■ **Recorded information**
_ _ _ _

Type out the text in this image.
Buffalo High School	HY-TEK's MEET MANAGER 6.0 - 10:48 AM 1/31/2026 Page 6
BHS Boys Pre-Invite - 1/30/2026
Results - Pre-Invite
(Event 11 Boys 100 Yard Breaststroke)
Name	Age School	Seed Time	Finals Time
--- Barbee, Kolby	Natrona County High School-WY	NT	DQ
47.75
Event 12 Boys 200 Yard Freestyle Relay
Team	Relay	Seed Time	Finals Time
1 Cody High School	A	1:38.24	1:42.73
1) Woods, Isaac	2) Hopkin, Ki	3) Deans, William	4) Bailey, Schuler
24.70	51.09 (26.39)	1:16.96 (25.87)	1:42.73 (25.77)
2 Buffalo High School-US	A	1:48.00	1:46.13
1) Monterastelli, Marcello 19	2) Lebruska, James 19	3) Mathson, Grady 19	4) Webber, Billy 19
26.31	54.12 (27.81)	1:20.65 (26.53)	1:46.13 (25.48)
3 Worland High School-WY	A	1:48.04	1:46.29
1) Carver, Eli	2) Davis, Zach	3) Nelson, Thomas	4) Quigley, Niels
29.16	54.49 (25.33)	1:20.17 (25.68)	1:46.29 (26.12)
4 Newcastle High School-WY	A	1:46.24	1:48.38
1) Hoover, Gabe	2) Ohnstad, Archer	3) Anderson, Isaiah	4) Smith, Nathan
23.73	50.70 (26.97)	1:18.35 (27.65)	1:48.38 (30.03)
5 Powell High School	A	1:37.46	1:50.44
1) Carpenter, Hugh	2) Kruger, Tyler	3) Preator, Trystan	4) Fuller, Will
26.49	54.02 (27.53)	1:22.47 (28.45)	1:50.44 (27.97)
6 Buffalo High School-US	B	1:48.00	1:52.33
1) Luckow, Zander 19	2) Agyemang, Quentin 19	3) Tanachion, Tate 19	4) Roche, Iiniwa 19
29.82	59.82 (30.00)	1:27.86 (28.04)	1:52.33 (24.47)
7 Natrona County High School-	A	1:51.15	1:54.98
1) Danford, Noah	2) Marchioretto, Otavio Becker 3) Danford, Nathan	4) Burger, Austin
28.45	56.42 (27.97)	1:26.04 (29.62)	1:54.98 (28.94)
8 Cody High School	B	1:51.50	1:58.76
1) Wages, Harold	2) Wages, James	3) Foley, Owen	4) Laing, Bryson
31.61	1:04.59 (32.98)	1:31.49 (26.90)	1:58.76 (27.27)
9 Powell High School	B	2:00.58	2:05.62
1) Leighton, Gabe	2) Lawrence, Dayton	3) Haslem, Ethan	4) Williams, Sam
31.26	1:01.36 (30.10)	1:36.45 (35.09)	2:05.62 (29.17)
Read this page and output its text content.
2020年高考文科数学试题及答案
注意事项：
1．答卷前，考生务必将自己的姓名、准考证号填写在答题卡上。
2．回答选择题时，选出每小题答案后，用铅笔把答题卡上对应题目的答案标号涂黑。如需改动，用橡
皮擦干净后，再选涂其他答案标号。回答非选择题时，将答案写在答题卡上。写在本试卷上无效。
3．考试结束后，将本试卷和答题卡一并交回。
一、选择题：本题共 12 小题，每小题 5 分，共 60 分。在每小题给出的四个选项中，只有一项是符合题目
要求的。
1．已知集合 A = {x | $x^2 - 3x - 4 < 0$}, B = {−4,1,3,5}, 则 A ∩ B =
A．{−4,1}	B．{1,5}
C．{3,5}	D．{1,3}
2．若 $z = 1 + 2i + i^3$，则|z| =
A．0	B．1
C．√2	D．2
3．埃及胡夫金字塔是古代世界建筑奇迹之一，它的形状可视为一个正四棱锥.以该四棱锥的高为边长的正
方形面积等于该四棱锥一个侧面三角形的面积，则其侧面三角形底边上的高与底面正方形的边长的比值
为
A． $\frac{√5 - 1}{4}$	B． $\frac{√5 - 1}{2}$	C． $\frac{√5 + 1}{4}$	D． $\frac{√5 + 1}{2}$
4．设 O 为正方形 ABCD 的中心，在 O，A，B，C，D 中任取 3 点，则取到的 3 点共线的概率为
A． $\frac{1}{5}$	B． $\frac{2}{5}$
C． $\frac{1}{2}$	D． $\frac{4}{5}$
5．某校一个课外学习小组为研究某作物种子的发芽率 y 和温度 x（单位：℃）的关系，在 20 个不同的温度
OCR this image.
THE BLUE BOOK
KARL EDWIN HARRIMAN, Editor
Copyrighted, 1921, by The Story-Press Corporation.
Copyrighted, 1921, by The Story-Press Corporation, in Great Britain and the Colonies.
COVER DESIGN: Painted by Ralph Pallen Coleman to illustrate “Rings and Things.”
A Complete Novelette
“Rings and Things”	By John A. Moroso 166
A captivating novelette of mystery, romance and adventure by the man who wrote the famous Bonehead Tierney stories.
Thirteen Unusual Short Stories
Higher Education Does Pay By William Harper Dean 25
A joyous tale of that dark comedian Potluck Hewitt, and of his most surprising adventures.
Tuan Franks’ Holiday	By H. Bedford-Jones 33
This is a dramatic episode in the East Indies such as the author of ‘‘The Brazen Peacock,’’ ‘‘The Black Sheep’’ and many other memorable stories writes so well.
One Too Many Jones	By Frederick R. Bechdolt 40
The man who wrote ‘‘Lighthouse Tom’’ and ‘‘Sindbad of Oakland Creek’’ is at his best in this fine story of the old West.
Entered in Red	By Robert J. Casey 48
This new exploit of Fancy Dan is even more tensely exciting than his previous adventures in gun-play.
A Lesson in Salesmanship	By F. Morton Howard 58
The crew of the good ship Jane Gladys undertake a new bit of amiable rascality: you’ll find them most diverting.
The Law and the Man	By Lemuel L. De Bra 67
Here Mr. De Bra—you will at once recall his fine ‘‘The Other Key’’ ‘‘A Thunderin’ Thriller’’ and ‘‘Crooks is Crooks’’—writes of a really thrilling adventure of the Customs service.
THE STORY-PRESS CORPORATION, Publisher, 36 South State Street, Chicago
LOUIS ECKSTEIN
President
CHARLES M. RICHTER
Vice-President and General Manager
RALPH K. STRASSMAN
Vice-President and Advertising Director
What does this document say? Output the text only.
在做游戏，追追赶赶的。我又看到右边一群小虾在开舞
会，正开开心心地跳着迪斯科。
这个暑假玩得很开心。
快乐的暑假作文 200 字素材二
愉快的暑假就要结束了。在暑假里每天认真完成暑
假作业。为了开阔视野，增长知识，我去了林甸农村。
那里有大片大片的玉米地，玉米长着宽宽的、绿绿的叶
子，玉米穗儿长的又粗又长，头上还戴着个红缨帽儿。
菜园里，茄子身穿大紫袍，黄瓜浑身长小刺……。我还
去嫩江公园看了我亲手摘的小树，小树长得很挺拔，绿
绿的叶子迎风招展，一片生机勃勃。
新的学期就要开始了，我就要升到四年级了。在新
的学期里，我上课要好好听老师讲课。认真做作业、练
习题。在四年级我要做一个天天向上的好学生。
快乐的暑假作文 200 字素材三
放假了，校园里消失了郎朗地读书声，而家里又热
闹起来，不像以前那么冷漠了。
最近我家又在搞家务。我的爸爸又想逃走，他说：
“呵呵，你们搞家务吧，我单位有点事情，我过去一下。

_ _ _ _

Look through the entries and find each line that has the string "Event". Copy those lines.

■ **Correct response**
(Event 11 Boys 100 Yard Breaststroke)
Event 12 Boys 200 Yard Freestyle Relay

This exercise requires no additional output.